§ Exercise requirements
In the data below, locate each line with the word "JSON" and list it.

§ Supplied data
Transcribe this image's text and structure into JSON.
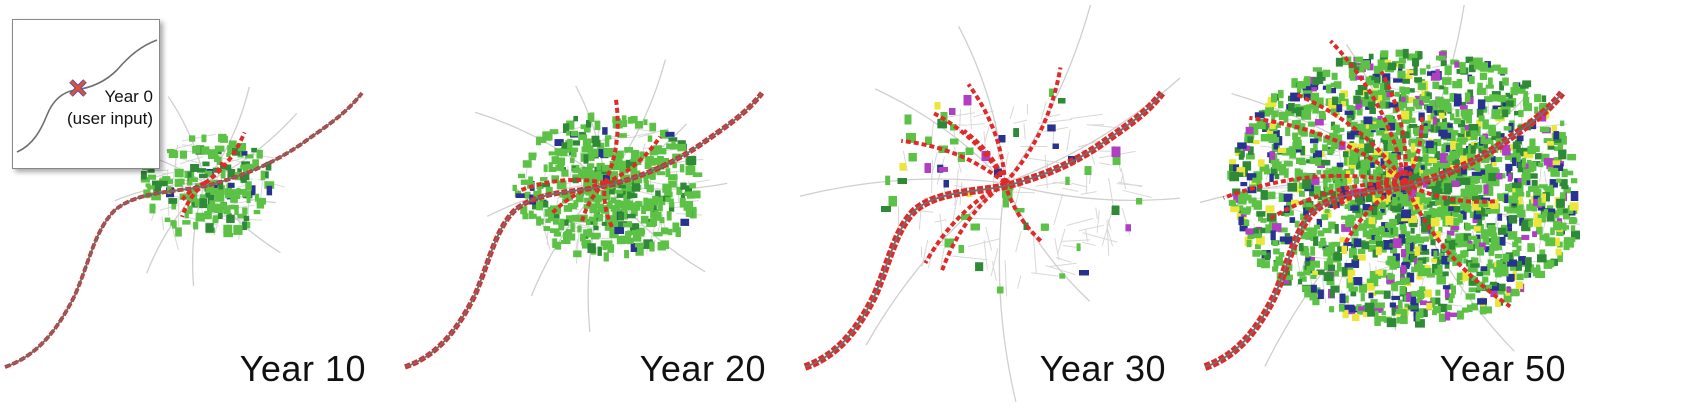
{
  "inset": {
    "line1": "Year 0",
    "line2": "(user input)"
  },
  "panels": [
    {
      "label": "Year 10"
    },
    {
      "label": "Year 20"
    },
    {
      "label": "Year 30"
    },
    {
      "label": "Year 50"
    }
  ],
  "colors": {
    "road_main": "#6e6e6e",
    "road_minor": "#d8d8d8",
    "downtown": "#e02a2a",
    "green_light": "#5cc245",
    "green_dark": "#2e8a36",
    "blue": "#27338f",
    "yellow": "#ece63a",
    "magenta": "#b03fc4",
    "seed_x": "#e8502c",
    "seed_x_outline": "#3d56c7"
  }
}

---

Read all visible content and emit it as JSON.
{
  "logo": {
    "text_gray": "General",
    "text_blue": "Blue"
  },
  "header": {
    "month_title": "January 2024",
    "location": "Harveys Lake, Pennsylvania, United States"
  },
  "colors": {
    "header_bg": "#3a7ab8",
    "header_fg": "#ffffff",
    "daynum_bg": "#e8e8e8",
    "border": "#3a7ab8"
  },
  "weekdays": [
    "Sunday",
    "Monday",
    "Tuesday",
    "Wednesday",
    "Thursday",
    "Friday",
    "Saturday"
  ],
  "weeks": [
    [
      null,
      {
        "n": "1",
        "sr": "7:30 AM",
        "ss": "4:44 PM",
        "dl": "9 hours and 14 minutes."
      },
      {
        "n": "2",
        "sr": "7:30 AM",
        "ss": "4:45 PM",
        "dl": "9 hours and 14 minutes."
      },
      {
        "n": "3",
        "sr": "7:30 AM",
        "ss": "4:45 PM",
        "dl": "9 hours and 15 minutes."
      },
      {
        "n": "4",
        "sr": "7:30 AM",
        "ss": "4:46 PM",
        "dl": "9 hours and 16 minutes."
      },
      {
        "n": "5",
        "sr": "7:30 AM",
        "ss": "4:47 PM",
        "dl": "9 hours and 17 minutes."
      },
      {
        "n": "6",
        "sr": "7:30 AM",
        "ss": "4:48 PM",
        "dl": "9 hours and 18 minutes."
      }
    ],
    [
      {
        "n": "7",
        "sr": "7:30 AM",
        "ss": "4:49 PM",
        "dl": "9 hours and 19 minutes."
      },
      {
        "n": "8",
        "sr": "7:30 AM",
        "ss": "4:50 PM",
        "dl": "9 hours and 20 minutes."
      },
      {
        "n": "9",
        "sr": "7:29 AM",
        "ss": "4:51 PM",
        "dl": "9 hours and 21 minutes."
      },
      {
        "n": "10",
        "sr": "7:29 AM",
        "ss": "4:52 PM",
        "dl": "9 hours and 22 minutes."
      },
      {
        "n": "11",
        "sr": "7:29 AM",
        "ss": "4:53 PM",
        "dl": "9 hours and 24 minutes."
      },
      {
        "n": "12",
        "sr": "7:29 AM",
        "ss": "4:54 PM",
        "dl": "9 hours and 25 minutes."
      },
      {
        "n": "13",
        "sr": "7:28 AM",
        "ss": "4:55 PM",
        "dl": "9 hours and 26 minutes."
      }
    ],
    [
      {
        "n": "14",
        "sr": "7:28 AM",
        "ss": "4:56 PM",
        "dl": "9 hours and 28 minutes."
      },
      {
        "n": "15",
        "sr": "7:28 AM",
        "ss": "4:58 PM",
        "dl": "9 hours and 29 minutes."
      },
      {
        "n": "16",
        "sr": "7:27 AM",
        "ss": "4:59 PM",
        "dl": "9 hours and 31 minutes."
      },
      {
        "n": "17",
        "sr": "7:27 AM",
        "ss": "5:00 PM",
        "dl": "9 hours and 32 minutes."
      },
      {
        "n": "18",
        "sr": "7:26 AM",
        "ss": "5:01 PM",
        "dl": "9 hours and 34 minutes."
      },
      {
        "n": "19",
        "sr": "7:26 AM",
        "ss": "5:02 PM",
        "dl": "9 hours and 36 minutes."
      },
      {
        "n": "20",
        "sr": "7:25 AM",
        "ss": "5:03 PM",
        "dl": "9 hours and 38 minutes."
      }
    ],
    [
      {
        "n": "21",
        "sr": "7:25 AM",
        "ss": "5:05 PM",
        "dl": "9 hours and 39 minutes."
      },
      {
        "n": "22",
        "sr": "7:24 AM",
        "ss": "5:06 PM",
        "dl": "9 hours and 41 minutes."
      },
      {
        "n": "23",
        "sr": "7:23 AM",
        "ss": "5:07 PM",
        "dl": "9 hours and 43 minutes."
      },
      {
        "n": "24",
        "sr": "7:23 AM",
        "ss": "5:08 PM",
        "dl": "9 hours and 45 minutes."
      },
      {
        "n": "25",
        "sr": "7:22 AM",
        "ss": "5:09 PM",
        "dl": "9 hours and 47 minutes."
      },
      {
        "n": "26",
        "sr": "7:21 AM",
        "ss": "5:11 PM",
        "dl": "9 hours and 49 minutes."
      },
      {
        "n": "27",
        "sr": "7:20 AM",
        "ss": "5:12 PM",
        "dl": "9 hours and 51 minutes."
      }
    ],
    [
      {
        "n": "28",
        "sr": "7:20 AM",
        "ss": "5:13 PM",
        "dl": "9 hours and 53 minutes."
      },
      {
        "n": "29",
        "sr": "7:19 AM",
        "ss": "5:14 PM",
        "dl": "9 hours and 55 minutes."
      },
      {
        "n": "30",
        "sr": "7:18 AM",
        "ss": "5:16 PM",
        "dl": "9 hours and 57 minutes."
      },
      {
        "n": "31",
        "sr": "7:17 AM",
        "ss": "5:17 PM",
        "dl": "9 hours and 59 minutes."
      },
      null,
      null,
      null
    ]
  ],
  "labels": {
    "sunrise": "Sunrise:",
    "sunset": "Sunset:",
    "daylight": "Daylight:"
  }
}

---

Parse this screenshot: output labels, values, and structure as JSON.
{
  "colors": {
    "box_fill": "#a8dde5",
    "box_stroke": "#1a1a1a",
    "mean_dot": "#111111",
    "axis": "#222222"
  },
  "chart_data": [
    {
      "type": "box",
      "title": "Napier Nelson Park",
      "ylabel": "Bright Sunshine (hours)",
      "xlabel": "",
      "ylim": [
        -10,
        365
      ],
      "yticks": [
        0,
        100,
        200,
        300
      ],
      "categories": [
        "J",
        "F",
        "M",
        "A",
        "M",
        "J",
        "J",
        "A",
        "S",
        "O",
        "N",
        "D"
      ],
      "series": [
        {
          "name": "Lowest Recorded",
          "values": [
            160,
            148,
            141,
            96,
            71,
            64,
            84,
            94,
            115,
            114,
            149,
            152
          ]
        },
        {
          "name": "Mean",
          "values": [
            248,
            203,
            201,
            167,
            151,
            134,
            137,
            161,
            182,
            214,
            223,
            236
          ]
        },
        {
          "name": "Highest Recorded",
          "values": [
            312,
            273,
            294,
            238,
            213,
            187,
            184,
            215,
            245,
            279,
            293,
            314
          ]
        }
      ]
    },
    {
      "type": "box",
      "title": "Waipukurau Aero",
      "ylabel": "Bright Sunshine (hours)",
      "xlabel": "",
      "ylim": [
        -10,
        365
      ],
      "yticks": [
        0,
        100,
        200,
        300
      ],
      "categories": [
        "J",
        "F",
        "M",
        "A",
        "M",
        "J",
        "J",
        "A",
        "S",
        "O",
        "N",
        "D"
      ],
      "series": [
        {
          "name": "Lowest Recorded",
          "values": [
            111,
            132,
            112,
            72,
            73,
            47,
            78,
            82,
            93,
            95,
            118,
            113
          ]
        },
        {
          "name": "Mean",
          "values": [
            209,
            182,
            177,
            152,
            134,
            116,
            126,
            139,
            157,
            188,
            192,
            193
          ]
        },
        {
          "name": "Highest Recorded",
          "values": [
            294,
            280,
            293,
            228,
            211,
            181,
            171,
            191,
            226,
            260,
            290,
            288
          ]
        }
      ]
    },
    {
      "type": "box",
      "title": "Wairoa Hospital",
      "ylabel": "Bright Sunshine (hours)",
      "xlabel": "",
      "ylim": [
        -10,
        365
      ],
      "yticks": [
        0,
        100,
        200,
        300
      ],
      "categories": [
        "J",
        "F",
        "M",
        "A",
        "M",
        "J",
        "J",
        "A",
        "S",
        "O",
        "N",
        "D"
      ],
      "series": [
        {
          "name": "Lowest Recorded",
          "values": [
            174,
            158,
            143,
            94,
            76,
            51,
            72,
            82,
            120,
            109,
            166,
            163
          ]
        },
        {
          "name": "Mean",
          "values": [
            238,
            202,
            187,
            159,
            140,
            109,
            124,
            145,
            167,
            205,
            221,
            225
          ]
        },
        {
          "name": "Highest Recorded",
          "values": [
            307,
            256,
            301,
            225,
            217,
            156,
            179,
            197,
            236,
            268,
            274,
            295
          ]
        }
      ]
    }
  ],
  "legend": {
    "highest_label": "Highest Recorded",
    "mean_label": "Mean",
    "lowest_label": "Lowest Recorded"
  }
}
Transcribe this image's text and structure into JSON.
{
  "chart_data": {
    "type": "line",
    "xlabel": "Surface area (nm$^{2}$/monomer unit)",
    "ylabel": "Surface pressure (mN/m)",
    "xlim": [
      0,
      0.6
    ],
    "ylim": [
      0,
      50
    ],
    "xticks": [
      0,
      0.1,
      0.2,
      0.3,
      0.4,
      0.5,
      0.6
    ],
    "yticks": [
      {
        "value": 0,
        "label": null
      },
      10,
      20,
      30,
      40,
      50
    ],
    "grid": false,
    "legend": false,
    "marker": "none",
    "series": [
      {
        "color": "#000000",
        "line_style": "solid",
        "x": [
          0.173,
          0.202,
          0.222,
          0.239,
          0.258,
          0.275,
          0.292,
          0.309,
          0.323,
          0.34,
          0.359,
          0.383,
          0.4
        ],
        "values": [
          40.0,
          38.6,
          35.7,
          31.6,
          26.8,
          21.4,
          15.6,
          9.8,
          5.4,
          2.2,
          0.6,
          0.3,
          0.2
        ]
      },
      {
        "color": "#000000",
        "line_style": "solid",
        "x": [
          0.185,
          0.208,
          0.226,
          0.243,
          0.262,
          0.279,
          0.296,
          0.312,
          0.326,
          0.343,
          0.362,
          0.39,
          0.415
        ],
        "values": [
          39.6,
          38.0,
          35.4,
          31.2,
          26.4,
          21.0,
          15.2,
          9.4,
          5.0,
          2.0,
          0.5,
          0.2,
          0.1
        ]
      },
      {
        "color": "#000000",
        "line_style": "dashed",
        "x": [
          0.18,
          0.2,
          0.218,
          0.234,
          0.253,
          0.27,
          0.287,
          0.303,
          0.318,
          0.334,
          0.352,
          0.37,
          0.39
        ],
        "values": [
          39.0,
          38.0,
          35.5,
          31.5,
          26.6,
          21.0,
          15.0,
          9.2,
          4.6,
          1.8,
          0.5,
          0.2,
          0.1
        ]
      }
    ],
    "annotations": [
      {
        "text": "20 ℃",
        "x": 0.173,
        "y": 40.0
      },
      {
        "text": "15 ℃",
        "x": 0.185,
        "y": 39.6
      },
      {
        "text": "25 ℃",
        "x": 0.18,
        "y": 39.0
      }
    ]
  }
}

§ Solution to this problem
Transcribe this image's text and structure into JSON.
Read all visible content and emit it as JSON.
Parse this screenshot: output labels, values, and structure as JSON.
Transcribe this image's text and structure into JSON.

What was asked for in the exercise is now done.